Stated task 1
Update the records from their first line down through the line containing "table-cell[interactable] bbox=[780, 1236, 927, 1268]", both included. Change "screenshot" to "page image", leave everything else in those lines unchanged, and give only those lines.

Passage shown
#####

These attributes need to be retrieved fast. Objects such as Access
Control Lists (ACLs) and Mandatory Access Control (MAC) labels
participate in access control decisions.
Writing extended attributes is not extremely time critical, since
updates to security settings are much less frequent. (The read/write
ratio may be comparable, but probably is higher than the read/write
ratio of regular files).
Values are typically small. The size is in the order of several
hundred bytes or less. This allows attributes to be simply copied in
one piece.
Extended attributes can be associated with files and directories. A
consequent extension is to also allow extended attributes to be
associated with processes. This simplifies handling of Capabilities
and per-process ACLs, for example (both types of objects may also be
associated with processes---for ACLs, that's similar to the umask).
VFS IMPLEMENTATION DESIGN
-------------------------
The system call and VFS layer consists of three system calls
ext_attr_path, ext_attr_fd, and ext_attr_proc, for manipulating
extended attributes of a files (pathname and open file) and processes.

#####

Source records
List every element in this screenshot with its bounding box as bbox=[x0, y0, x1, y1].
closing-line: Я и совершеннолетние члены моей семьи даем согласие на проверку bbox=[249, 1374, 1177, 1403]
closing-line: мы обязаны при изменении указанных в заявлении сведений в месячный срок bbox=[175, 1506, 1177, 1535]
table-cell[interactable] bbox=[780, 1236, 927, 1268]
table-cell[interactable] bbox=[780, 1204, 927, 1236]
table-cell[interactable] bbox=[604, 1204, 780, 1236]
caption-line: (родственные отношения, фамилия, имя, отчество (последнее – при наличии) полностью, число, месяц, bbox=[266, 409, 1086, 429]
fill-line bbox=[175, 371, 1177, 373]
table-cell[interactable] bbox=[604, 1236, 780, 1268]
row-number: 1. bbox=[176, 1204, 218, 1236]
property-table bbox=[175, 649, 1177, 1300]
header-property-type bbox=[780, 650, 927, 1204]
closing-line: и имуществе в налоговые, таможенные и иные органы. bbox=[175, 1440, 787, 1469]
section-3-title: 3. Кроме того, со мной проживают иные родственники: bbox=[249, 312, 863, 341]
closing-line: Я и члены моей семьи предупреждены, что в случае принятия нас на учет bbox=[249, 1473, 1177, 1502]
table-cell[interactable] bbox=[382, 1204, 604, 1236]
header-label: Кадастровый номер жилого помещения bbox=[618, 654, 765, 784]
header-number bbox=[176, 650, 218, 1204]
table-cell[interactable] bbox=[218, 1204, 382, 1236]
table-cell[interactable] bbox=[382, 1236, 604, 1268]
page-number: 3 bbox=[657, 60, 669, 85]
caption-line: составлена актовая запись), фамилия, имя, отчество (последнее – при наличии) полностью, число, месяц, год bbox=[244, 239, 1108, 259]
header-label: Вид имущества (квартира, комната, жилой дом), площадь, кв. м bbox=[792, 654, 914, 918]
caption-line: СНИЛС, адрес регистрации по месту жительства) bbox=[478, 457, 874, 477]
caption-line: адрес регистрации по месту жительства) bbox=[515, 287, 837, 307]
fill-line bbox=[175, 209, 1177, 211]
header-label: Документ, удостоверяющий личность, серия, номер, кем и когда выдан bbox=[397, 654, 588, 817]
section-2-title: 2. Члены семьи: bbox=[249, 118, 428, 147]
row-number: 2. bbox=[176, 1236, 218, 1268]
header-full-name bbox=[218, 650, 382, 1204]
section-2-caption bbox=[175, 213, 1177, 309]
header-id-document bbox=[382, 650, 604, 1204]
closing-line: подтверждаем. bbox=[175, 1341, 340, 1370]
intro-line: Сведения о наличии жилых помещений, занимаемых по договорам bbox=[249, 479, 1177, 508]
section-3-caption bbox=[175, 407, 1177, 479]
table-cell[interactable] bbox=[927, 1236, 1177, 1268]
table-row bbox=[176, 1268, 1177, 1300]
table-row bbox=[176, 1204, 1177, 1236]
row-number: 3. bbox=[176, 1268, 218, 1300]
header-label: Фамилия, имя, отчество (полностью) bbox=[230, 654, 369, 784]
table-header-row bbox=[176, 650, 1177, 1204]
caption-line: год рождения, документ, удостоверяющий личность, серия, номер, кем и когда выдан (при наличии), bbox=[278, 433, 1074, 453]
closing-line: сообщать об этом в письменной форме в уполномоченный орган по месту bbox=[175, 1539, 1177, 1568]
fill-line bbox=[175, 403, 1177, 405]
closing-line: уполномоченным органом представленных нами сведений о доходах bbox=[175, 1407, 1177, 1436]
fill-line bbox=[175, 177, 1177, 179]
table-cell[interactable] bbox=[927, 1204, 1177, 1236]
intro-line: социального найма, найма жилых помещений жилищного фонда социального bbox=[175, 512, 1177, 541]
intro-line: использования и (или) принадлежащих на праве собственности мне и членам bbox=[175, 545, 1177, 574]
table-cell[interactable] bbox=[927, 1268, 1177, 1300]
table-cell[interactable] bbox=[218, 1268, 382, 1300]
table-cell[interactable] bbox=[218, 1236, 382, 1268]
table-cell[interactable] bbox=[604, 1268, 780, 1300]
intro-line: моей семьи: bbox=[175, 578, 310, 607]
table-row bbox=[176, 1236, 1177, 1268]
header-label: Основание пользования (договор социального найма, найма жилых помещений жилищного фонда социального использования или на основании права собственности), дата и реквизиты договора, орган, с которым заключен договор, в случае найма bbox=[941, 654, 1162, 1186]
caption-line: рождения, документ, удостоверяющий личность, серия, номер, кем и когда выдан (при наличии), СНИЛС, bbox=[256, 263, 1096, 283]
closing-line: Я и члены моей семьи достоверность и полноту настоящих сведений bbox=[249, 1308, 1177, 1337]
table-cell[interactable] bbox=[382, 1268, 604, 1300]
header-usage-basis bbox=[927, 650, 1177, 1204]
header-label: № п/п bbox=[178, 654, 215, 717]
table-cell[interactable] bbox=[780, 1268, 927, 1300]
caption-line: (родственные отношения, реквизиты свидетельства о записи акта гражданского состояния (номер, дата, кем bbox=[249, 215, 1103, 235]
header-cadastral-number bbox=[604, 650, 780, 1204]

#####

Stated task 2
Carry the passage on extended attributes further, starting right after its last sentence.

Written answer 1
List every element in this page image with its bounding box as bbox=[x0, y0, x1, y1].
closing-line: Я и совершеннолетние члены моей семьи даем согласие на проверку bbox=[249, 1374, 1177, 1403]
closing-line: мы обязаны при изменении указанных в заявлении сведений в месячный срок bbox=[175, 1506, 1177, 1535]
table-cell[interactable] bbox=[780, 1236, 927, 1268]

Written answer 2
These system calls are used to manipulate both user and system
attributes. Semantic restrictions are checked in the VFS. Two
downcalls to the physical filesystem (for setting and retrieving) do
the actual filesystem work.
For user attributes, access control is performed in the VFS.
For system attributes, a separate handler is used for each named
system attribute defined that implements all restrictions specific to
that system attribute. This may affect access control as well as the
values accepted.
FILESYSTEM IMPLEMENTATION CHOICES
---------------------------------
...
EXT2 EXTENDED ATTRIBUTES
------------------------
Currently, extended attributes are only supported on the Extended
Second (ext2) Filesystem. Other filesystems may support extended
attributes in the future. On ext2, all attributes for one file are
currently limited to one disk block. For a filesystem with a block
size of 1024 bytes this amounts to two access control list with >50
entries each (which is more than necessary), or several smaller
objects. All the system security objects will probably fit on one disk
block very easily. The on-disk structures and algorithms are designed
so that this restriction may be removed later. Attribute descriptions
and/or their values may be moved to additional disk blocks when
necessary.
In each ext2 inode, we have the i_file_acl field, reserved for Access
Control Lists. I have used this field for storing the block number on
which the extended attributes of an inode are stored instead (ACLs are
stored as extended attributes).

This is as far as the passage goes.